Go through the data and copy every line exactly, but not the images.
(begin)
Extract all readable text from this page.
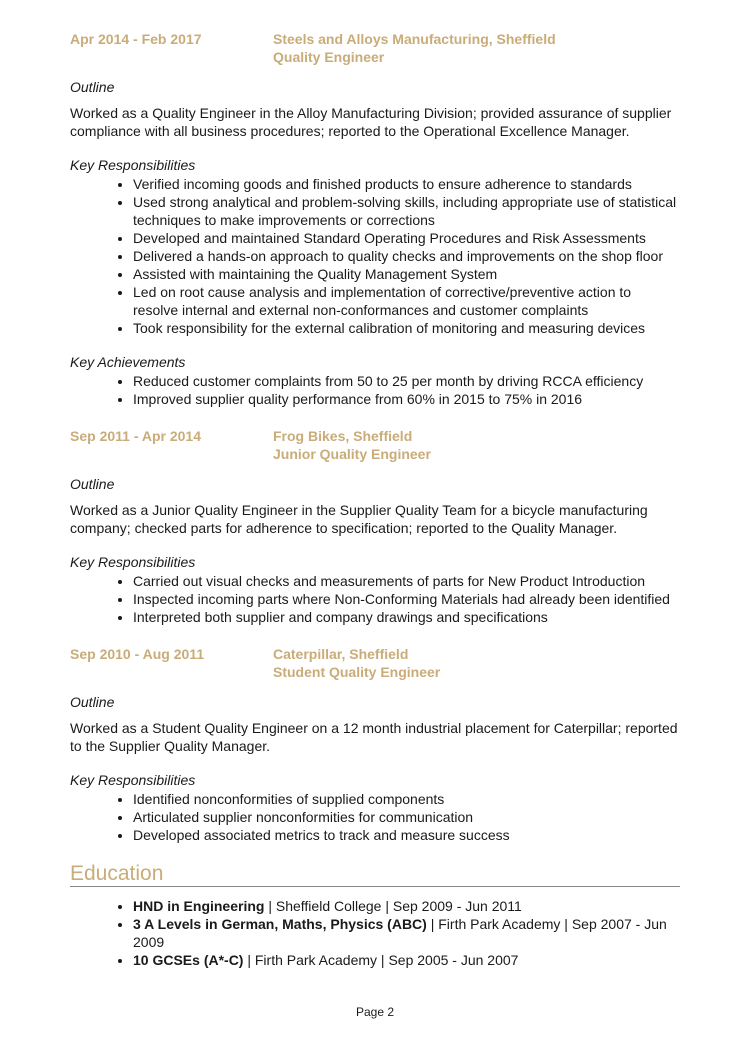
Apr 2014 - Feb 2017	Steels and Alloys Manufacturing, Sheffield
Quality Engineer
Outline
Worked as a Quality Engineer in the Alloy Manufacturing Division; provided assurance of supplier compliance with all business procedures; reported to the Operational Excellence Manager.
Key Responsibilities
• Verified incoming goods and finished products to ensure adherence to standards
• Used strong analytical and problem-solving skills, including appropriate use of statistical techniques to make improvements or corrections
• Developed and maintained Standard Operating Procedures and Risk Assessments
• Delivered a hands-on approach to quality checks and improvements on the shop floor
• Assisted with maintaining the Quality Management System
• Led on root cause analysis and implementation of corrective/preventive action to resolve internal and external non-conformances and customer complaints
• Took responsibility for the external calibration of monitoring and measuring devices
Key Achievements
• Reduced customer complaints from 50 to 25 per month by driving RCCA efficiency
• Improved supplier quality performance from 60% in 2015 to 75% in 2016
Sep 2011 - Apr 2014	Frog Bikes, Sheffield
Junior Quality Engineer
Outline
Worked as a Junior Quality Engineer in the Supplier Quality Team for a bicycle manufacturing company; checked parts for adherence to specification; reported to the Quality Manager.
Key Responsibilities
• Carried out visual checks and measurements of parts for New Product Introduction
• Inspected incoming parts where Non-Conforming Materials had already been identified
• Interpreted both supplier and company drawings and specifications
Sep 2010 - Aug 2011	Caterpillar, Sheffield
Student Quality Engineer
Outline
Worked as a Student Quality Engineer on a 12 month industrial placement for Caterpillar; reported to the Supplier Quality Manager.
Key Responsibilities
• Identified nonconformities of supplied components
• Articulated supplier nonconformities for communication
• Developed associated metrics to track and measure success
Education
• HND in Engineering | Sheffield College | Sep 2009 - Jun 2011
• 3 A Levels in German, Maths, Physics (ABC) | Firth Park Academy | Sep 2007 - Jun 2009
• 10 GCSEs (A*-C) | Firth Park Academy | Sep 2005 - Jun 2007
Page 2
(end)
_PROBLEM SOLUTION_:
Extract all readable text from this page.
Apr 2014 - Feb 2017	Steels and Alloys Manufacturing, Sheffield
Quality Engineer
Outline
Worked as a Quality Engineer in the Alloy Manufacturing Division; provided assurance of supplier compliance with all business procedures; reported to the Operational Excellence Manager.
Key Responsibilities
• Verified incoming goods and finished products to ensure adherence to standards
• Used strong analytical and problem-solving skills, including appropriate use of statistical techniques to make improvements or corrections
• Developed and maintained Standard Operating Procedures and Risk Assessments
• Delivered a hands-on approach to quality checks and improvements on the shop floor
• Assisted with maintaining the Quality Management System
• Led on root cause analysis and implementation of corrective/preventive action to resolve internal and external non-conformances and customer complaints
• Took responsibility for the external calibration of monitoring and measuring devices
Key Achievements
• Reduced customer complaints from 50 to 25 per month by driving RCCA efficiency
• Improved supplier quality performance from 60% in 2015 to 75% in 2016
Sep 2011 - Apr 2014	Frog Bikes, Sheffield
Junior Quality Engineer
Outline
Worked as a Junior Quality Engineer in the Supplier Quality Team for a bicycle manufacturing company; checked parts for adherence to specification; reported to the Quality Manager.
Key Responsibilities
• Carried out visual checks and measurements of parts for New Product Introduction
• Inspected incoming parts where Non-Conforming Materials had already been identified
• Interpreted both supplier and company drawings and specifications
Sep 2010 - Aug 2011	Caterpillar, Sheffield
Student Quality Engineer
Outline
Worked as a Student Quality Engineer on a 12 month industrial placement for Caterpillar; reported to the Supplier Quality Manager.
Key Responsibilities
• Identified nonconformities of supplied components
• Articulated supplier nonconformities for communication
• Developed associated metrics to track and measure success
Education
• HND in Engineering | Sheffield College | Sep 2009 - Jun 2011
• 3 A Levels in German, Maths, Physics (ABC) | Firth Park Academy | Sep 2007 - Jun 2009
• 10 GCSEs (A*-C) | Firth Park Academy | Sep 2005 - Jun 2007
Page 2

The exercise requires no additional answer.